*What you should do:*
Please return the rows below word for word, from the start of the rows through the line with "currency-label: USD bbox=[419, 5, 439, 15]", including both ends.

Region boundary data:
——
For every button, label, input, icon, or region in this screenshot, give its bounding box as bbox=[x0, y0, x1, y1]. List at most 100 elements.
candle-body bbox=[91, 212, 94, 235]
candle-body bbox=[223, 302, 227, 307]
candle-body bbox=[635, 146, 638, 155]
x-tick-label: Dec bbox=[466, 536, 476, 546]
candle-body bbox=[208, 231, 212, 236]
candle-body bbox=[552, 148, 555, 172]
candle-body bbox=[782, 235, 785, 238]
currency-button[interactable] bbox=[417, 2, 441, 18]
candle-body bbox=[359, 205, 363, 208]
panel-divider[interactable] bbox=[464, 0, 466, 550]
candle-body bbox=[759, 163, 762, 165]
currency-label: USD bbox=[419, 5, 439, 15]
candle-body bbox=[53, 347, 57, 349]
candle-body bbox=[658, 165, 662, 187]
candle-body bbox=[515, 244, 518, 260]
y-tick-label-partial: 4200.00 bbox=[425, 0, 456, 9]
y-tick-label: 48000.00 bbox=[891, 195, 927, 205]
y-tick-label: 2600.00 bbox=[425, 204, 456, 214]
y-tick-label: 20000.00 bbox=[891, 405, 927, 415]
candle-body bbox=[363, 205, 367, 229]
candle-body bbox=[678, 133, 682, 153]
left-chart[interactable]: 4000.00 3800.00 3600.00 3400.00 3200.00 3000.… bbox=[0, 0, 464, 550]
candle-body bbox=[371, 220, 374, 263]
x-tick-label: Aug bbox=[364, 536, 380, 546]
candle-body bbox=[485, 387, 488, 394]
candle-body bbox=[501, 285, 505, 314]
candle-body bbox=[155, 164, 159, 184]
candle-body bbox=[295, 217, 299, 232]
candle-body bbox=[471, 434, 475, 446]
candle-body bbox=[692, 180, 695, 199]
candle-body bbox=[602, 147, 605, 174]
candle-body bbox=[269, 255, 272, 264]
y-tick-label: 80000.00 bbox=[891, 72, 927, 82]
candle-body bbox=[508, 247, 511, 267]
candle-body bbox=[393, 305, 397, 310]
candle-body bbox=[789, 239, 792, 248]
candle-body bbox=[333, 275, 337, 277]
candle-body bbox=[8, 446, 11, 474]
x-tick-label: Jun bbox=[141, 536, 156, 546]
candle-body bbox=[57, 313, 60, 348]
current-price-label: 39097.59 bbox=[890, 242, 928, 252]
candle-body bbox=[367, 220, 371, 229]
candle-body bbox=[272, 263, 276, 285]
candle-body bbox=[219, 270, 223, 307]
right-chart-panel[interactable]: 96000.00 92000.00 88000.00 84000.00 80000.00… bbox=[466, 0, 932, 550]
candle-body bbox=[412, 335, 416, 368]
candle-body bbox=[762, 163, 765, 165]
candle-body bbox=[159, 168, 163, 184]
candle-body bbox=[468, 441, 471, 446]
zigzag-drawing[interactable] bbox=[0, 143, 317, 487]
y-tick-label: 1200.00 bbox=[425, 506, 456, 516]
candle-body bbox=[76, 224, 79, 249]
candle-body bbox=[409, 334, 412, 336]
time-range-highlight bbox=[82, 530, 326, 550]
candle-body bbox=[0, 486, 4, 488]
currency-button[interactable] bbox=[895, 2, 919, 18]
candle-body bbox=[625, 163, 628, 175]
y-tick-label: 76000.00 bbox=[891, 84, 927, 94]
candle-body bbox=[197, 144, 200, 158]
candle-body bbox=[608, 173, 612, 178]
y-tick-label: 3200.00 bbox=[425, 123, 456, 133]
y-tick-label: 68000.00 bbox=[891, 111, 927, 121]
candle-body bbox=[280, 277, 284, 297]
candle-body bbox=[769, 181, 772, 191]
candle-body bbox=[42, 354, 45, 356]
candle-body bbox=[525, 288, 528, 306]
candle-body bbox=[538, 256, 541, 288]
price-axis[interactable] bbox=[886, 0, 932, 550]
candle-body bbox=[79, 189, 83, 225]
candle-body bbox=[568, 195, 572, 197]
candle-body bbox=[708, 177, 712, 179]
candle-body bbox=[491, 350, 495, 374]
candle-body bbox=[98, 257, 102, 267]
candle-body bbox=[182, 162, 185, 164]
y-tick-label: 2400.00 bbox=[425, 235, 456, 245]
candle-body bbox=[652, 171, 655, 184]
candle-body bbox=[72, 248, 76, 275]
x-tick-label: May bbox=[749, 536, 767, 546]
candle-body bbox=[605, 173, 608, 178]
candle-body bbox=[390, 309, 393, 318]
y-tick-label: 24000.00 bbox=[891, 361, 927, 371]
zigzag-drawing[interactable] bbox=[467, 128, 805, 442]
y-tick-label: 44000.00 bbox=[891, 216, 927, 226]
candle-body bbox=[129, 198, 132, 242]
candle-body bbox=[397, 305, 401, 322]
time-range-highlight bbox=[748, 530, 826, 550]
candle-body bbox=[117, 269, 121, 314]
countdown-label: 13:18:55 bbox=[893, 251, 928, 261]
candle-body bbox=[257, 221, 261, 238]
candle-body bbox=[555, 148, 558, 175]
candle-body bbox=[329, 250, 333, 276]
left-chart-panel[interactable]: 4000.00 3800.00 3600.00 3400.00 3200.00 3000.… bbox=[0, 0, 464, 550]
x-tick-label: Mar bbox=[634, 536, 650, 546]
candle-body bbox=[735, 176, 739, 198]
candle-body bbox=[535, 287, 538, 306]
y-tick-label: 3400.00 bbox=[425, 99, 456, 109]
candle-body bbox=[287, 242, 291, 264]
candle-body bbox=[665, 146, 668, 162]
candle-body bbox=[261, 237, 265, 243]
——
*Solution below:*
For every button, label, input, icon, or region in this screenshot, give its bounding box as bbox=[x0, y0, x1, y1]. List at most 100 elements.
candle-body bbox=[91, 212, 94, 235]
candle-body bbox=[223, 302, 227, 307]
candle-body bbox=[635, 146, 638, 155]
x-tick-label: Dec bbox=[466, 536, 476, 546]
candle-body bbox=[208, 231, 212, 236]
candle-body bbox=[552, 148, 555, 172]
candle-body bbox=[782, 235, 785, 238]
currency-button[interactable] bbox=[417, 2, 441, 18]
candle-body bbox=[359, 205, 363, 208]
panel-divider[interactable] bbox=[464, 0, 466, 550]
candle-body bbox=[759, 163, 762, 165]
currency-label: USD bbox=[419, 5, 439, 15]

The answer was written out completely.